Request: Read the records below and copy each line that contains "status".

Records supplied:
--------------------

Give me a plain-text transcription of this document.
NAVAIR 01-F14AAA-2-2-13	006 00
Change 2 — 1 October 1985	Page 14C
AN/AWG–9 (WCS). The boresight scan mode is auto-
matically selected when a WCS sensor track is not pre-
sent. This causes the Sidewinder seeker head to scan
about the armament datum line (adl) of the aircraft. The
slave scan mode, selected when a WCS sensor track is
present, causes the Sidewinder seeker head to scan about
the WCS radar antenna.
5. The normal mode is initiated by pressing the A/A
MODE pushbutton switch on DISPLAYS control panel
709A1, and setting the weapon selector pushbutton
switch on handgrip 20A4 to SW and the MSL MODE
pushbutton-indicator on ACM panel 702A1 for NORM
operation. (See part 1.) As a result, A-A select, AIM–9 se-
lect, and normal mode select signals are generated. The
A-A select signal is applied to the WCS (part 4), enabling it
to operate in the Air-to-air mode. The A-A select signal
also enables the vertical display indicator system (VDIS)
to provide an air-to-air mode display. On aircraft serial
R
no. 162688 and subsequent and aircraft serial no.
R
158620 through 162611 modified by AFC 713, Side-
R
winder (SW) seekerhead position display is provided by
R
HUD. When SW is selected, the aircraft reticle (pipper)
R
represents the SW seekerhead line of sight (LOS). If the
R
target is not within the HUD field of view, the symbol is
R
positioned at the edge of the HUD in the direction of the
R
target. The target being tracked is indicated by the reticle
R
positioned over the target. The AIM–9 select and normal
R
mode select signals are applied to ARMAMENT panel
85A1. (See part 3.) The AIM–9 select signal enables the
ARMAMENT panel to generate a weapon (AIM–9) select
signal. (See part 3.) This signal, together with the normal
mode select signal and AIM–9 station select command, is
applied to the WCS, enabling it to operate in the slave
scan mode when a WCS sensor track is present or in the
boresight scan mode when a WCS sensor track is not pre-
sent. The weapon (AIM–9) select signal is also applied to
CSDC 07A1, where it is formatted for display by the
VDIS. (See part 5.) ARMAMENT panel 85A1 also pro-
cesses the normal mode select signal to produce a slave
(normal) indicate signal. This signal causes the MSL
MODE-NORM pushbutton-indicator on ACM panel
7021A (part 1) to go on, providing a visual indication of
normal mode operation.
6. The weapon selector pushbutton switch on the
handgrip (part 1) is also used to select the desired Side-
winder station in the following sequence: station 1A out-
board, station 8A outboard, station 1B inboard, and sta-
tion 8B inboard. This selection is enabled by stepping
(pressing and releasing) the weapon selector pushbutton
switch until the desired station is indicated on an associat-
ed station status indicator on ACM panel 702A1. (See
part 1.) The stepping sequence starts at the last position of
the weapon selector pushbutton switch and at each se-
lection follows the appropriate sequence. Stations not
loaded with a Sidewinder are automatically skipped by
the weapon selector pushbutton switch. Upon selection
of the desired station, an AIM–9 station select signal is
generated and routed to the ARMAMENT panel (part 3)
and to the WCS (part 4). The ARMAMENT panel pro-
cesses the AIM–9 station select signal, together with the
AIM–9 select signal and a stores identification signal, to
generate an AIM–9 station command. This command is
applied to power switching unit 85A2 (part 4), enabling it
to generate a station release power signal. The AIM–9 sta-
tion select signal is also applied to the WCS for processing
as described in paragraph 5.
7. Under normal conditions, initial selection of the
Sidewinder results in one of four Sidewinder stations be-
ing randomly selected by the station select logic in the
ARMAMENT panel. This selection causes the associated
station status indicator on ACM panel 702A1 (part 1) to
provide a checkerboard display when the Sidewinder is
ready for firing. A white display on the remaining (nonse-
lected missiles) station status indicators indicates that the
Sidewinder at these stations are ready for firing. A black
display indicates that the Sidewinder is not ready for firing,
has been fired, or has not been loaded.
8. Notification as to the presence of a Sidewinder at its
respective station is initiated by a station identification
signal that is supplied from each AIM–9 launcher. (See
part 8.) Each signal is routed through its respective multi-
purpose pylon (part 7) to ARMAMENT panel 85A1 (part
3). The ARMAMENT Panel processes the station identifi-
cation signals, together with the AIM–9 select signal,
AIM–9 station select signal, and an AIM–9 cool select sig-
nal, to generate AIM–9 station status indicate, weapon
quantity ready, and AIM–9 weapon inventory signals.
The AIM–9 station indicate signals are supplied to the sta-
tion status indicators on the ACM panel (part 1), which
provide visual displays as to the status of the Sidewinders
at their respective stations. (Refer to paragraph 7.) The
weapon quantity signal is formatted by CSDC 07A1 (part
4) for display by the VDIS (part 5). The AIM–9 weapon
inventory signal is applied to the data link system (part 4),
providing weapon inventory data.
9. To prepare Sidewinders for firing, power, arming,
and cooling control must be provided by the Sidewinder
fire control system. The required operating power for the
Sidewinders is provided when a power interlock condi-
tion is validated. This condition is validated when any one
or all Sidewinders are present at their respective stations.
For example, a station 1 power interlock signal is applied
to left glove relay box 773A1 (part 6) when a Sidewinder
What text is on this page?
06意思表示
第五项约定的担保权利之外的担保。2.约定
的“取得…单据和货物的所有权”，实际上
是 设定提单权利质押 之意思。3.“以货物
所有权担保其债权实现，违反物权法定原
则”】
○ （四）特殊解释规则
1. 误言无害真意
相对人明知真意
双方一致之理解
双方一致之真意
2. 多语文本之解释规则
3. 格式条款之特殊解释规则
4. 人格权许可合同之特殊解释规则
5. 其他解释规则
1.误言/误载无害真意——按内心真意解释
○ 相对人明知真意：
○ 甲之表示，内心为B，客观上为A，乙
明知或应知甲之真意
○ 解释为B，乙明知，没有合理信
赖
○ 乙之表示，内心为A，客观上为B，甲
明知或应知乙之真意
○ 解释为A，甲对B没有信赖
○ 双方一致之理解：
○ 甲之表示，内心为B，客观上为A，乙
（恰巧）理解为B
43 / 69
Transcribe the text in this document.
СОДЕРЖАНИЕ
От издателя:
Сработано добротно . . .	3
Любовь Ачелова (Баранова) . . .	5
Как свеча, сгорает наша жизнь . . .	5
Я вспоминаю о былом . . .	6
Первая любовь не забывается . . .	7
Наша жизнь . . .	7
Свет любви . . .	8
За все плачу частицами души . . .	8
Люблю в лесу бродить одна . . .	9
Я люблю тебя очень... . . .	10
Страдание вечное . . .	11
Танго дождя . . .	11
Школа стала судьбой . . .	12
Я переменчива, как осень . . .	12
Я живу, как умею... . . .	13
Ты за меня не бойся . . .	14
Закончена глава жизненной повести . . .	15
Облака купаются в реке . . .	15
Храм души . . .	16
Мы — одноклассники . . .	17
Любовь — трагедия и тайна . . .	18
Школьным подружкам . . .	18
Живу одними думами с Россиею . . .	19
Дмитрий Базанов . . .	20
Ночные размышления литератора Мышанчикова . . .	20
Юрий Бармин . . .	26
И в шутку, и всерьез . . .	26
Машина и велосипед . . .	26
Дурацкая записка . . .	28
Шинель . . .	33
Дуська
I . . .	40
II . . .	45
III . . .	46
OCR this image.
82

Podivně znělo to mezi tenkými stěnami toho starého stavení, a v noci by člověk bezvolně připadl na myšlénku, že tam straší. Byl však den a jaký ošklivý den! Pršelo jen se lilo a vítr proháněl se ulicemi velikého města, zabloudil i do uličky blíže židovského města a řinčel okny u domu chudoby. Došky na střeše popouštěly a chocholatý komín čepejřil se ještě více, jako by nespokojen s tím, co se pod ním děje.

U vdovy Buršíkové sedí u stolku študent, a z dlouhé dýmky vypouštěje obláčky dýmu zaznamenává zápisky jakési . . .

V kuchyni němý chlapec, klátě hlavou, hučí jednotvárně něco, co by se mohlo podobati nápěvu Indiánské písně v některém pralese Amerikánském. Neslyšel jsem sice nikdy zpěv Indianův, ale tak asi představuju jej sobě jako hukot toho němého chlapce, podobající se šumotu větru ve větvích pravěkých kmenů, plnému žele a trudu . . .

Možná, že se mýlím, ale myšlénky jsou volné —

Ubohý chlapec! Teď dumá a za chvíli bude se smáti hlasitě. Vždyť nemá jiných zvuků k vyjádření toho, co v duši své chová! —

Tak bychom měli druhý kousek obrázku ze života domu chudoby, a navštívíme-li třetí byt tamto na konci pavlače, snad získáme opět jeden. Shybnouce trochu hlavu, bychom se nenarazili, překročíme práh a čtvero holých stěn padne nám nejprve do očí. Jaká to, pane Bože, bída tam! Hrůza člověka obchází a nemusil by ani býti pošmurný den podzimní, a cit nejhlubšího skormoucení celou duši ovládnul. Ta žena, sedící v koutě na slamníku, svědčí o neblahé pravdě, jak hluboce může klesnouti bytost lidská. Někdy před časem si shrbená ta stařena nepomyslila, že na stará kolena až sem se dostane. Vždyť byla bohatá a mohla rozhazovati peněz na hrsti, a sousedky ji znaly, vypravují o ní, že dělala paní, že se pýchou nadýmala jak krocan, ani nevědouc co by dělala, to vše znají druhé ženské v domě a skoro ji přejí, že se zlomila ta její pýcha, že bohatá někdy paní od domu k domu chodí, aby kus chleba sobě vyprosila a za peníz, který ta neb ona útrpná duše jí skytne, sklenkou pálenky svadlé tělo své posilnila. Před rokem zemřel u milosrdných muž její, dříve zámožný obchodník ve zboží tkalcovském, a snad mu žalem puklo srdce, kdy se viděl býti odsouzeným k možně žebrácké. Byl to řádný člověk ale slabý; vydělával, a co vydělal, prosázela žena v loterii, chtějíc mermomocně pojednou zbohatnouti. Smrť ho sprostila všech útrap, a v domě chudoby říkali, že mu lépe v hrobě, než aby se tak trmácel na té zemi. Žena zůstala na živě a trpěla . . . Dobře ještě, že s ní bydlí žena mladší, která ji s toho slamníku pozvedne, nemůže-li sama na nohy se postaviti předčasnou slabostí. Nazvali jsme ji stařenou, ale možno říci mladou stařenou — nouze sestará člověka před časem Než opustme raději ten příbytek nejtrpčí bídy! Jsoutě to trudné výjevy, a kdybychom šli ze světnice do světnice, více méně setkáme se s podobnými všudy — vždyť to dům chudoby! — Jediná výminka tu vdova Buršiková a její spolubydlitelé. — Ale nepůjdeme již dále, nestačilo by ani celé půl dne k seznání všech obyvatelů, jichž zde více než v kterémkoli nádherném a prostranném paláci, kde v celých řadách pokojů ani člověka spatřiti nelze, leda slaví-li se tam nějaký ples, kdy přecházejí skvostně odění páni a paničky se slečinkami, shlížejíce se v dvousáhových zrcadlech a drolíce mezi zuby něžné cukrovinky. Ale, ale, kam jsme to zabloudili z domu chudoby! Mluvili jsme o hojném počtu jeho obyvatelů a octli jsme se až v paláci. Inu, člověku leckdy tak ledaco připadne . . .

--------------------

Task result:
ed station status indicator on ACM panel 702A1. (See
station status indicator on ACM panel 702A1 (part 1) to
lected missiles) station status indicators indicates that the
nal, to generate AIM–9 station status indicate, weapon
tion status indicators on the ACM panel (part 1), which
provide visual displays as to the status of the Sidewinders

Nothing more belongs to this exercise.